▶ **Exercise requirements**: Give only the number of lines in the data that contain the word "grid".

Stored data entries:
--- Start ---

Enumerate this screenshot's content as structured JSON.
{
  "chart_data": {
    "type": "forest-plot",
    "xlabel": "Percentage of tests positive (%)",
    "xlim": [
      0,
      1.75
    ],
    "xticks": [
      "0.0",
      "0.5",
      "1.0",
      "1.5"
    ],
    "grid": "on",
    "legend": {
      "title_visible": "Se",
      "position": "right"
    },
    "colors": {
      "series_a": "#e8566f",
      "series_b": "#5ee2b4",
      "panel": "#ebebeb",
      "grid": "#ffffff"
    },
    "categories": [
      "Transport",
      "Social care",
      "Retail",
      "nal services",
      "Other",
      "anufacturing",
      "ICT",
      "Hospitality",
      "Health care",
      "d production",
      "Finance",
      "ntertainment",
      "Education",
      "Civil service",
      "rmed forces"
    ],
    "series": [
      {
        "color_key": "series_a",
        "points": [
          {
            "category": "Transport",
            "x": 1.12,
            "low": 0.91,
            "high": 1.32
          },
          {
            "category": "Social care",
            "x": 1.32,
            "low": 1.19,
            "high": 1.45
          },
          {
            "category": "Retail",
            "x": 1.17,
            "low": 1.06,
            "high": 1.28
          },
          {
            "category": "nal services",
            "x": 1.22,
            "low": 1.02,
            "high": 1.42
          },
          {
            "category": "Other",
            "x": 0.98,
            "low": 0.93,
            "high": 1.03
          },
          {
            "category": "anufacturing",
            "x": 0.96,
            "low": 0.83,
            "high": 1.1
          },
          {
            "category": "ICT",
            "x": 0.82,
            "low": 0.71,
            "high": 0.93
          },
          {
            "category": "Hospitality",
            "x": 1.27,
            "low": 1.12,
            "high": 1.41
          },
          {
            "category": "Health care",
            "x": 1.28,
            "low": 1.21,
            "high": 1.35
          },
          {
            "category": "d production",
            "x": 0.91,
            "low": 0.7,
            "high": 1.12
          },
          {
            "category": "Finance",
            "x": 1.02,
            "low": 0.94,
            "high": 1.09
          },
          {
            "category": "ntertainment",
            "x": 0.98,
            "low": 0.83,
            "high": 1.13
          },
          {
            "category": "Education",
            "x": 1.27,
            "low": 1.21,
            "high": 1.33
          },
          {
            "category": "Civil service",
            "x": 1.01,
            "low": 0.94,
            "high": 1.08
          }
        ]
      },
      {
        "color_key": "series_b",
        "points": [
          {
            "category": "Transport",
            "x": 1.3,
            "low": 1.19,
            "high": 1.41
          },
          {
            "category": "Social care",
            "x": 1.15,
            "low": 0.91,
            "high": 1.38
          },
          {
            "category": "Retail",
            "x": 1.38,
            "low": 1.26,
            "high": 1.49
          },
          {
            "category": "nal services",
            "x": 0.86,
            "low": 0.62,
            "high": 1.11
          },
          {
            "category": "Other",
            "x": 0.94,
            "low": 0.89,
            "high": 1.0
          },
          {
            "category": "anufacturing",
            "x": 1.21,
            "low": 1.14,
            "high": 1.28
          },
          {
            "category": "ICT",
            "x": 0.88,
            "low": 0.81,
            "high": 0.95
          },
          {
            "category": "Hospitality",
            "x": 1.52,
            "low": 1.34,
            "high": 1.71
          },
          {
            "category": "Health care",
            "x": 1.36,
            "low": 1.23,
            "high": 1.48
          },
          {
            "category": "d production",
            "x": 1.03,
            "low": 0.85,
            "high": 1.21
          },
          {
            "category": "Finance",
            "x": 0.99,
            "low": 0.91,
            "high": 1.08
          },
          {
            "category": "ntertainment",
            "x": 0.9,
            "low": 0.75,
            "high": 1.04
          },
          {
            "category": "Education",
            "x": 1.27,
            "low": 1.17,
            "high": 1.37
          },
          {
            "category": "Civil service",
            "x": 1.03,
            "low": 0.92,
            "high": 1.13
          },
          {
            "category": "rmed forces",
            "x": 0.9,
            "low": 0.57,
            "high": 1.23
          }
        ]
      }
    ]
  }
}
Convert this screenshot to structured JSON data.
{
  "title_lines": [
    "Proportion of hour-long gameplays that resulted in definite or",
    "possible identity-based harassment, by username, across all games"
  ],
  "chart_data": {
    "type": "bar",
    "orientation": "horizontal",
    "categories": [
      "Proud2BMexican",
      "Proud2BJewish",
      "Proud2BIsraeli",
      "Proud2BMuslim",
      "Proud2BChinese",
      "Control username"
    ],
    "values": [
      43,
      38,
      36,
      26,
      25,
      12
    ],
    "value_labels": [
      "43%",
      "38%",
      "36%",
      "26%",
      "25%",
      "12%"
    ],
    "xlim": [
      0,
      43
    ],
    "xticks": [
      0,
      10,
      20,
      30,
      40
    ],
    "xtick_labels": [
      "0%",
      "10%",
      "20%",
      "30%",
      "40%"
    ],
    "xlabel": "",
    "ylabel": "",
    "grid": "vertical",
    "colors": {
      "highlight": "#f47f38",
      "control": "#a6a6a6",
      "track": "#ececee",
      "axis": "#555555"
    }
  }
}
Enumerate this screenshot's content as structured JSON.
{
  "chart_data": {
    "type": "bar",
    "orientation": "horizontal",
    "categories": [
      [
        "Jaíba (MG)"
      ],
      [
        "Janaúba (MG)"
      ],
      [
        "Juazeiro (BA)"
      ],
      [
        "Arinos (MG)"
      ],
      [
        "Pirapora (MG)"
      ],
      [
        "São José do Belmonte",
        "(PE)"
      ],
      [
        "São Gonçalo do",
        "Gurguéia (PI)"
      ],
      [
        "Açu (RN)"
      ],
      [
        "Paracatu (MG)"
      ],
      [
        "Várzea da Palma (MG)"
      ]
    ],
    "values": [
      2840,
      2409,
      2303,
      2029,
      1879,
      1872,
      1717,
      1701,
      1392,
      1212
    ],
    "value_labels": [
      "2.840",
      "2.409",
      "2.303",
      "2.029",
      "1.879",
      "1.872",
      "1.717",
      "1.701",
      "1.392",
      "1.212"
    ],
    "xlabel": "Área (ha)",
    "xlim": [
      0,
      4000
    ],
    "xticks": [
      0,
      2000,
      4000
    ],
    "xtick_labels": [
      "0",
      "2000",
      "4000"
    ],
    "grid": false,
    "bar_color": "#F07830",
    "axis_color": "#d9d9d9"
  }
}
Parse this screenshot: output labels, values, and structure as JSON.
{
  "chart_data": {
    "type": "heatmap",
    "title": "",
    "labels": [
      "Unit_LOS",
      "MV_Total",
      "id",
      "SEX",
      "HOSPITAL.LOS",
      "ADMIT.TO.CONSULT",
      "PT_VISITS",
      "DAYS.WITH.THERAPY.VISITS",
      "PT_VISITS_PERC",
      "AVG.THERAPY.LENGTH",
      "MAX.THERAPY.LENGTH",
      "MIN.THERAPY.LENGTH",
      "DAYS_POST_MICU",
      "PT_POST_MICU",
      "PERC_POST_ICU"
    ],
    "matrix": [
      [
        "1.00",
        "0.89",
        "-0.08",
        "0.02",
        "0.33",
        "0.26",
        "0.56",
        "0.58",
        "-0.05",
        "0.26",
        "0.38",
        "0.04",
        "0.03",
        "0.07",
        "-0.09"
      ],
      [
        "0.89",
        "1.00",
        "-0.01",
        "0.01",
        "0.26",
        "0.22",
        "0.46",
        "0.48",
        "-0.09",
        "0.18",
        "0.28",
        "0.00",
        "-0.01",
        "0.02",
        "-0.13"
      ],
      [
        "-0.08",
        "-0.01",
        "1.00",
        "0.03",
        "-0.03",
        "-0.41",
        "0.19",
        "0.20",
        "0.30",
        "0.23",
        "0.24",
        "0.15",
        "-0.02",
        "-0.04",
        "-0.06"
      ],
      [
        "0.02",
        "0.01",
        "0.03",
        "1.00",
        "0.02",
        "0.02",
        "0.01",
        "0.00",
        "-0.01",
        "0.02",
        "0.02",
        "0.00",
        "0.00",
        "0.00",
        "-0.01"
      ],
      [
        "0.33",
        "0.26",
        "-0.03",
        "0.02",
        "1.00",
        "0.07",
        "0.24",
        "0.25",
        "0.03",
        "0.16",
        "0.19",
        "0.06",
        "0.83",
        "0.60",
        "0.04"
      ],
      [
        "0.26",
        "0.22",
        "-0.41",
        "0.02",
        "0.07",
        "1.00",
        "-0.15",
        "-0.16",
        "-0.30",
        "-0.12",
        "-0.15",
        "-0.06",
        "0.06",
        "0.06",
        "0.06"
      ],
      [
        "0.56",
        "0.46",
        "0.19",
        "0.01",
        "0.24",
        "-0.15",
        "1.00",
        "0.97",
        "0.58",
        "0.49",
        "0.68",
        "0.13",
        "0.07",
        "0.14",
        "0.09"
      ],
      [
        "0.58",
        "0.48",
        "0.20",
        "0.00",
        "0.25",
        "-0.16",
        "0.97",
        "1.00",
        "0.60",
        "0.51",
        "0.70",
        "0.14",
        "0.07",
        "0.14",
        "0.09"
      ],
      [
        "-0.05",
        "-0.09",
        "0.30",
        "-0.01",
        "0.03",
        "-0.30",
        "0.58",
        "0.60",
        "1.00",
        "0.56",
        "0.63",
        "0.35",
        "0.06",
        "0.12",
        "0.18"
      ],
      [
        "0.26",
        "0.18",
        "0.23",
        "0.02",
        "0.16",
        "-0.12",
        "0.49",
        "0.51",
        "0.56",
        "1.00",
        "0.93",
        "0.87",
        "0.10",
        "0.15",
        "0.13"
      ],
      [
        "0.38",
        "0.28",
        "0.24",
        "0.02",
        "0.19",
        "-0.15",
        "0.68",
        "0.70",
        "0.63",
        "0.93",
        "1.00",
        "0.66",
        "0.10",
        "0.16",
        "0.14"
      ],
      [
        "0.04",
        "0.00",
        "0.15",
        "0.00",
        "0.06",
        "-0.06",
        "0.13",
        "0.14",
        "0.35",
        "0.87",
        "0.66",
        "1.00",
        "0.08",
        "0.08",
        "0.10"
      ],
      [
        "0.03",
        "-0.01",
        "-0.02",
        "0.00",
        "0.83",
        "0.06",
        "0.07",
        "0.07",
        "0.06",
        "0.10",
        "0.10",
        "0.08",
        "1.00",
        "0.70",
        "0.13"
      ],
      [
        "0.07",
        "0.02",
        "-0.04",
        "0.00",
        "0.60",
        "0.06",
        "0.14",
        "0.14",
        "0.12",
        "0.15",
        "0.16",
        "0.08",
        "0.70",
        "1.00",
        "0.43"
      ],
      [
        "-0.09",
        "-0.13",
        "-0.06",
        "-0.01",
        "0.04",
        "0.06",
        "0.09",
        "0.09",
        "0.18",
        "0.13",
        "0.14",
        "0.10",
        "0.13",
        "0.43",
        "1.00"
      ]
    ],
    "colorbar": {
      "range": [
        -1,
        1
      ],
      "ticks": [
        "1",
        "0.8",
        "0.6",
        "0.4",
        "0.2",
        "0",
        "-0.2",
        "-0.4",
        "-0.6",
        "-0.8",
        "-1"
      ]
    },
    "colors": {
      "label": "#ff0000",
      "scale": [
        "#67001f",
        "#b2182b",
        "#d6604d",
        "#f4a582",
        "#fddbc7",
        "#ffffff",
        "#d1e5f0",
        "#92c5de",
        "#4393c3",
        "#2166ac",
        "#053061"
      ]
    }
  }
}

--- End ---

▶ **Problem solution**: 4